• What to work on:
Repeat the listing in full. Nothing may be added or left out.

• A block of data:
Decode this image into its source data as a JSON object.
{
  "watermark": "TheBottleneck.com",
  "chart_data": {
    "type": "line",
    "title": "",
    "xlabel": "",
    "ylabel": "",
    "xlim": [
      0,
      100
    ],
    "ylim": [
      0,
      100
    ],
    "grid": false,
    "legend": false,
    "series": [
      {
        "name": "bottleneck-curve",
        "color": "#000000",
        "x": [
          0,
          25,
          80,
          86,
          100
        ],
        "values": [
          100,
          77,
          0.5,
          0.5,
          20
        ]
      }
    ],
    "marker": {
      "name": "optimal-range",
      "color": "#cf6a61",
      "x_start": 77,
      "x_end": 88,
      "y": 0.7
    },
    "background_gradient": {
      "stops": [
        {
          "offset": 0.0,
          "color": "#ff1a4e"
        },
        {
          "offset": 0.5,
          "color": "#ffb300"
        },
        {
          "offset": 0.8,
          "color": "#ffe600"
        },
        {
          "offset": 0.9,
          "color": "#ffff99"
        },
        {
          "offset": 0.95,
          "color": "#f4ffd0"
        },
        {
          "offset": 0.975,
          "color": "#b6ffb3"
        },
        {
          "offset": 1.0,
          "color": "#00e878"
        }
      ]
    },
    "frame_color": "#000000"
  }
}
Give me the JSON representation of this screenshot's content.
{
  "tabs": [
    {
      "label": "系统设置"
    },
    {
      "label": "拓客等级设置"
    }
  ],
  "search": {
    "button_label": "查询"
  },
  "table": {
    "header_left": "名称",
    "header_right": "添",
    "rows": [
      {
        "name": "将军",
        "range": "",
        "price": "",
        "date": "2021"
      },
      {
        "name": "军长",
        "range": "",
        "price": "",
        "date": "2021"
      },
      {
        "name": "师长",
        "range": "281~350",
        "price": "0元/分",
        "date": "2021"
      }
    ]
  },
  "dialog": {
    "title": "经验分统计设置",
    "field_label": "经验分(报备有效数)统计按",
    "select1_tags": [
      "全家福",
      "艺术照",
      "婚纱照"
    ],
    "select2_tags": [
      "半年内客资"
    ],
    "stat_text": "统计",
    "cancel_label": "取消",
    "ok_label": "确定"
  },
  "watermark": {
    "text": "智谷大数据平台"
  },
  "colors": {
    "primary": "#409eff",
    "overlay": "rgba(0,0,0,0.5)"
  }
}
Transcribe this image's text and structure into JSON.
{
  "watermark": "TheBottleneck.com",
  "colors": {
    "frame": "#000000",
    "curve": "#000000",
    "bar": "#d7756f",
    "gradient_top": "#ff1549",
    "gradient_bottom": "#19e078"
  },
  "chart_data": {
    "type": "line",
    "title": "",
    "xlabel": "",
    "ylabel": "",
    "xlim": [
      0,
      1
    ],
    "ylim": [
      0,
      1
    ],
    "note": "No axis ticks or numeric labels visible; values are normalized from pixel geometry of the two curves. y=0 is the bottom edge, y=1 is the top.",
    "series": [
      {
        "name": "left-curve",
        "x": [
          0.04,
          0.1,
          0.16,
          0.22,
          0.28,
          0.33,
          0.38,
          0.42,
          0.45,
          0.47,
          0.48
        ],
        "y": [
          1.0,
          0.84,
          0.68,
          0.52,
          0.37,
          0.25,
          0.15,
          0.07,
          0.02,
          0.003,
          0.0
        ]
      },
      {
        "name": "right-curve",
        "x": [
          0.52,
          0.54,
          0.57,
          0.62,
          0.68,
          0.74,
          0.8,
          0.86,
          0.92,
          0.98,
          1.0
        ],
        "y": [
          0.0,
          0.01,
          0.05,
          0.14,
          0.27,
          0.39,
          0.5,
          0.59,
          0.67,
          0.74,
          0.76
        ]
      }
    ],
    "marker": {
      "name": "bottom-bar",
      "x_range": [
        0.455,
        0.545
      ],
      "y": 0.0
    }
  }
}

• Final result:
Decode this image into its source data as a JSON object.
{
  "watermark": "TheBottleneck.com",
  "chart_data": {
    "type": "line",
    "title": "",
    "xlabel": "",
    "ylabel": "",
    "xlim": [
      0,
      100
    ],
    "ylim": [
      0,
      100
    ],
    "grid": false,
    "legend": false,
    "series": [
      {
        "name": "bottleneck-curve",
        "color": "#000000",
        "x": [
          0,
          25,
          80,
          86,
          100
        ],
        "values": [
          100,
          77,
          0.5,
          0.5,
          20
        ]
      }
    ],
    "marker": {
      "name": "optimal-range",
      "color": "#cf6a61",
      "x_start": 77,
      "x_end": 88,
      "y": 0.7
    },
    "background_gradient": {
      "stops": [
        {
          "offset": 0.0,
          "color": "#ff1a4e"
        },
        {
          "offset": 0.5,
          "color": "#ffb300"
        },
        {
          "offset": 0.8,
          "color": "#ffe600"
        },
        {
          "offset": 0.9,
          "color": "#ffff99"
        },
        {
          "offset": 0.95,
          "color": "#f4ffd0"
        },
        {
          "offset": 0.975,
          "color": "#b6ffb3"
        },
        {
          "offset": 1.0,
          "color": "#00e878"
        }
      ]
    },
    "frame_color": "#000000"
  }
}
Give me the JSON representation of this screenshot's content.
{
  "tabs": [
    {
      "label": "系统设置"
    },
    {
      "label": "拓客等级设置"
    }
  ],
  "search": {
    "button_label": "查询"
  },
  "table": {
    "header_left": "名称",
    "header_right": "添",
    "rows": [
      {
        "name": "将军",
        "range": "",
        "price": "",
        "date": "2021"
      },
      {
        "name": "军长",
        "range": "",
        "price": "",
        "date": "2021"
      },
      {
        "name": "师长",
        "range": "281~350",
        "price": "0元/分",
        "date": "2021"
      }
    ]
  },
  "dialog": {
    "title": "经验分统计设置",
    "field_label": "经验分(报备有效数)统计按",
    "select1_tags": [
      "全家福",
      "艺术照",
      "婚纱照"
    ],
    "select2_tags": [
      "半年内客资"
    ],
    "stat_text": "统计",
    "cancel_label": "取消",
    "ok_label": "确定"
  },
  "watermark": {
    "text": "智谷大数据平台"
  },
  "colors": {
    "primary": "#409eff",
    "overlay": "rgba(0,0,0,0.5)"
  }
}
Transcribe this image's text and structure into JSON.
{
  "watermark": "TheBottleneck.com",
  "colors": {
    "frame": "#000000",
    "curve": "#000000",
    "bar": "#d7756f",
    "gradient_top": "#ff1549",
    "gradient_bottom": "#19e078"
  },
  "chart_data": {
    "type": "line",
    "title": "",
    "xlabel": "",
    "ylabel": "",
    "xlim": [
      0,
      1
    ],
    "ylim": [
      0,
      1
    ],
    "note": "No axis ticks or numeric labels visible; values are normalized from pixel geometry of the two curves. y=0 is the bottom edge, y=1 is the top.",
    "series": [
      {
        "name": "left-curve",
        "x": [
          0.04,
          0.1,
          0.16,
          0.22,
          0.28,
          0.33,
          0.38,
          0.42,
          0.45,
          0.47,
          0.48
        ],
        "y": [
          1.0,
          0.84,
          0.68,
          0.52,
          0.37,
          0.25,
          0.15,
          0.07,
          0.02,
          0.003,
          0.0
        ]
      },
      {
        "name": "right-curve",
        "x": [
          0.52,
          0.54,
          0.57,
          0.62,
          0.68,
          0.74,
          0.8,
          0.86,
          0.92,
          0.98,
          1.0
        ],
        "y": [
          0.0,
          0.01,
          0.05,
          0.14,
          0.27,
          0.39,
          0.5,
          0.59,
          0.67,
          0.74,
          0.76
        ]
      }
    ],
    "marker": {
      "name": "bottom-bar",
      "x_range": [
        0.455,
        0.545
      ],
      "y": 0.0
    }
  }
}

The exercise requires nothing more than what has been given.